• **Your objective**:
Return the listing below in full, with every line exactly as it is.

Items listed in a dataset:
──────

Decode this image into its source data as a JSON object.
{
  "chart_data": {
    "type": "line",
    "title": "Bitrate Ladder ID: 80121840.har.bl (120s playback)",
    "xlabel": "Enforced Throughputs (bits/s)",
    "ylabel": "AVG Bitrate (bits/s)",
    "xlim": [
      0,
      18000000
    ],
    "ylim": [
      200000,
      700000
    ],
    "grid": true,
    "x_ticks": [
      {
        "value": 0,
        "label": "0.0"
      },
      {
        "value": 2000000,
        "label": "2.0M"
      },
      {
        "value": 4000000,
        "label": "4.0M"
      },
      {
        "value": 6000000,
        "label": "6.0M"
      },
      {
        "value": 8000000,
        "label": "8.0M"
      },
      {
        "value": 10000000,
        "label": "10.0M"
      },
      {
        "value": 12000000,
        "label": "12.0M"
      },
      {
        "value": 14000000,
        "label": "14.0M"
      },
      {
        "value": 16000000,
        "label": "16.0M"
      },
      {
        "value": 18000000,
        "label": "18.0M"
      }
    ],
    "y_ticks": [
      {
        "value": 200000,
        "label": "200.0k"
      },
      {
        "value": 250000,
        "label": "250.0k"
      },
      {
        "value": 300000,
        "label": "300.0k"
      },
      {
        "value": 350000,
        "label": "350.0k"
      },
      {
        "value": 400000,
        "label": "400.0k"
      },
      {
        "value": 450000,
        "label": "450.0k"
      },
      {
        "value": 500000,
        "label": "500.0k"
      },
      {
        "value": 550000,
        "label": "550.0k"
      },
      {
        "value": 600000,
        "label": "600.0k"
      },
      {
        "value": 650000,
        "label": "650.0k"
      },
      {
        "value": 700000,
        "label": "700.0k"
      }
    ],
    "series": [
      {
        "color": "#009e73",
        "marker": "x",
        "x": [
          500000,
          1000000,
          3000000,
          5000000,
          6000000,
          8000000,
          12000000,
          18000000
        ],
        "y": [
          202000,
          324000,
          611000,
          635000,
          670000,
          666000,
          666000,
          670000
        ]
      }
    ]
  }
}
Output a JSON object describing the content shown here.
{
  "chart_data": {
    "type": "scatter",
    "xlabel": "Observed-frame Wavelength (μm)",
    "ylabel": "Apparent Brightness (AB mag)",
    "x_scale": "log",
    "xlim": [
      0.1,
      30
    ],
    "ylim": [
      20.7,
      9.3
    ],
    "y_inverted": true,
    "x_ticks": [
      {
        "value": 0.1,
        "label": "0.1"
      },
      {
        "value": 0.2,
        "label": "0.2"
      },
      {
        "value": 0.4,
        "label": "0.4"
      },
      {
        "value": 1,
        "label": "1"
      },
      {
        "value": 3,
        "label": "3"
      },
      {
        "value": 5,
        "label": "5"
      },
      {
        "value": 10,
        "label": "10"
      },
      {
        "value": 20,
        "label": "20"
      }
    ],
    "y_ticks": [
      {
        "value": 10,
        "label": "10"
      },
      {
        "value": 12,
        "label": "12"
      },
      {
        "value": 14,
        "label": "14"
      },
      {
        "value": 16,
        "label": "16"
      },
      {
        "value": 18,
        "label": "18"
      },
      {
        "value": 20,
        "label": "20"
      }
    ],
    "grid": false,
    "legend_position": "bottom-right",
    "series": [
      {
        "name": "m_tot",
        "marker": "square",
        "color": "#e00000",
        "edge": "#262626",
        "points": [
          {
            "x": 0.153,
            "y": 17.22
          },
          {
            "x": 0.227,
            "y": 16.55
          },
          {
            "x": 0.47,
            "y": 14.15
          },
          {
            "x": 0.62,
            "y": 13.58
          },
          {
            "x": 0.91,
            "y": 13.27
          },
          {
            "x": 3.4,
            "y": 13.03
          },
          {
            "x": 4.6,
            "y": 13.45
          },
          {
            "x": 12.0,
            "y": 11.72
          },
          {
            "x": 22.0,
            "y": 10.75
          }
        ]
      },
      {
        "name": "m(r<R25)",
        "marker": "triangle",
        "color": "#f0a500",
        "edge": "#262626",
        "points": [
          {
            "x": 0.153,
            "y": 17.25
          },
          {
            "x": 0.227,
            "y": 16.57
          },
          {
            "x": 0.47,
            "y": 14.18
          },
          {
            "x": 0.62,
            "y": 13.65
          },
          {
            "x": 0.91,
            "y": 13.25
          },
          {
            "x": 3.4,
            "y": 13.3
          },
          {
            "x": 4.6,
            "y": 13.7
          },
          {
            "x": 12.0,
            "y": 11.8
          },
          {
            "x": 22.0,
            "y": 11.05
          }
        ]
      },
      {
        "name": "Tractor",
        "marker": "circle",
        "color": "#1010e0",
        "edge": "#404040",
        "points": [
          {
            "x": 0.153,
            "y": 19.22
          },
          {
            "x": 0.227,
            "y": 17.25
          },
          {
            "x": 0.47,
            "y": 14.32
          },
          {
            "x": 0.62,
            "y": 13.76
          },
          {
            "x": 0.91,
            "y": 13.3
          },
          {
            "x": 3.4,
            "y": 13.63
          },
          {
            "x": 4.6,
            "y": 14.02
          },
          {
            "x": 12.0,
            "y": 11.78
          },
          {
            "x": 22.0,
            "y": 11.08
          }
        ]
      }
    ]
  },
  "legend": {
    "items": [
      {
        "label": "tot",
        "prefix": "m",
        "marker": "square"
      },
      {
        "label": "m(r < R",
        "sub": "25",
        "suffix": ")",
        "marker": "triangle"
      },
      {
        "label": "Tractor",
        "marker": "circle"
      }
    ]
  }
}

──────

• **Solution for this task**:
Decode this image into its source data as a JSON object.
{
  "chart_data": {
    "type": "line",
    "title": "Bitrate Ladder ID: 80121840.har.bl (120s playback)",
    "xlabel": "Enforced Throughputs (bits/s)",
    "ylabel": "AVG Bitrate (bits/s)",
    "xlim": [
      0,
      18000000
    ],
    "ylim": [
      200000,
      700000
    ],
    "grid": true,
    "x_ticks": [
      {
        "value": 0,
        "label": "0.0"
      },
      {
        "value": 2000000,
        "label": "2.0M"
      },
      {
        "value": 4000000,
        "label": "4.0M"
      },
      {
        "value": 6000000,
        "label": "6.0M"
      },
      {
        "value": 8000000,
        "label": "8.0M"
      },
      {
        "value": 10000000,
        "label": "10.0M"
      },
      {
        "value": 12000000,
        "label": "12.0M"
      },
      {
        "value": 14000000,
        "label": "14.0M"
      },
      {
        "value": 16000000,
        "label": "16.0M"
      },
      {
        "value": 18000000,
        "label": "18.0M"
      }
    ],
    "y_ticks": [
      {
        "value": 200000,
        "label": "200.0k"
      },
      {
        "value": 250000,
        "label": "250.0k"
      },
      {
        "value": 300000,
        "label": "300.0k"
      },
      {
        "value": 350000,
        "label": "350.0k"
      },
      {
        "value": 400000,
        "label": "400.0k"
      },
      {
        "value": 450000,
        "label": "450.0k"
      },
      {
        "value": 500000,
        "label": "500.0k"
      },
      {
        "value": 550000,
        "label": "550.0k"
      },
      {
        "value": 600000,
        "label": "600.0k"
      },
      {
        "value": 650000,
        "label": "650.0k"
      },
      {
        "value": 700000,
        "label": "700.0k"
      }
    ],
    "series": [
      {
        "color": "#009e73",
        "marker": "x",
        "x": [
          500000,
          1000000,
          3000000,
          5000000,
          6000000,
          8000000,
          12000000,
          18000000
        ],
        "y": [
          202000,
          324000,
          611000,
          635000,
          670000,
          666000,
          666000,
          670000
        ]
      }
    ]
  }
}
Output a JSON object describing the content shown here.
{
  "chart_data": {
    "type": "scatter",
    "xlabel": "Observed-frame Wavelength (μm)",
    "ylabel": "Apparent Brightness (AB mag)",
    "x_scale": "log",
    "xlim": [
      0.1,
      30
    ],
    "ylim": [
      20.7,
      9.3
    ],
    "y_inverted": true,
    "x_ticks": [
      {
        "value": 0.1,
        "label": "0.1"
      },
      {
        "value": 0.2,
        "label": "0.2"
      },
      {
        "value": 0.4,
        "label": "0.4"
      },
      {
        "value": 1,
        "label": "1"
      },
      {
        "value": 3,
        "label": "3"
      },
      {
        "value": 5,
        "label": "5"
      },
      {
        "value": 10,
        "label": "10"
      },
      {
        "value": 20,
        "label": "20"
      }
    ],
    "y_ticks": [
      {
        "value": 10,
        "label": "10"
      },
      {
        "value": 12,
        "label": "12"
      },
      {
        "value": 14,
        "label": "14"
      },
      {
        "value": 16,
        "label": "16"
      },
      {
        "value": 18,
        "label": "18"
      },
      {
        "value": 20,
        "label": "20"
      }
    ],
    "grid": false,
    "legend_position": "bottom-right",
    "series": [
      {
        "name": "m_tot",
        "marker": "square",
        "color": "#e00000",
        "edge": "#262626",
        "points": [
          {
            "x": 0.153,
            "y": 17.22
          },
          {
            "x": 0.227,
            "y": 16.55
          },
          {
            "x": 0.47,
            "y": 14.15
          },
          {
            "x": 0.62,
            "y": 13.58
          },
          {
            "x": 0.91,
            "y": 13.27
          },
          {
            "x": 3.4,
            "y": 13.03
          },
          {
            "x": 4.6,
            "y": 13.45
          },
          {
            "x": 12.0,
            "y": 11.72
          },
          {
            "x": 22.0,
            "y": 10.75
          }
        ]
      },
      {
        "name": "m(r<R25)",
        "marker": "triangle",
        "color": "#f0a500",
        "edge": "#262626",
        "points": [
          {
            "x": 0.153,
            "y": 17.25
          },
          {
            "x": 0.227,
            "y": 16.57
          },
          {
            "x": 0.47,
            "y": 14.18
          },
          {
            "x": 0.62,
            "y": 13.65
          },
          {
            "x": 0.91,
            "y": 13.25
          },
          {
            "x": 3.4,
            "y": 13.3
          },
          {
            "x": 4.6,
            "y": 13.7
          },
          {
            "x": 12.0,
            "y": 11.8
          },
          {
            "x": 22.0,
            "y": 11.05
          }
        ]
      },
      {
        "name": "Tractor",
        "marker": "circle",
        "color": "#1010e0",
        "edge": "#404040",
        "points": [
          {
            "x": 0.153,
            "y": 19.22
          },
          {
            "x": 0.227,
            "y": 17.25
          },
          {
            "x": 0.47,
            "y": 14.32
          },
          {
            "x": 0.62,
            "y": 13.76
          },
          {
            "x": 0.91,
            "y": 13.3
          },
          {
            "x": 3.4,
            "y": 13.63
          },
          {
            "x": 4.6,
            "y": 14.02
          },
          {
            "x": 12.0,
            "y": 11.78
          },
          {
            "x": 22.0,
            "y": 11.08
          }
        ]
      }
    ]
  },
  "legend": {
    "items": [
      {
        "label": "tot",
        "prefix": "m",
        "marker": "square"
      },
      {
        "label": "m(r < R",
        "sub": "25",
        "suffix": ")",
        "marker": "triangle"
      },
      {
        "label": "Tractor",
        "marker": "circle"
      }
    ]
  }
}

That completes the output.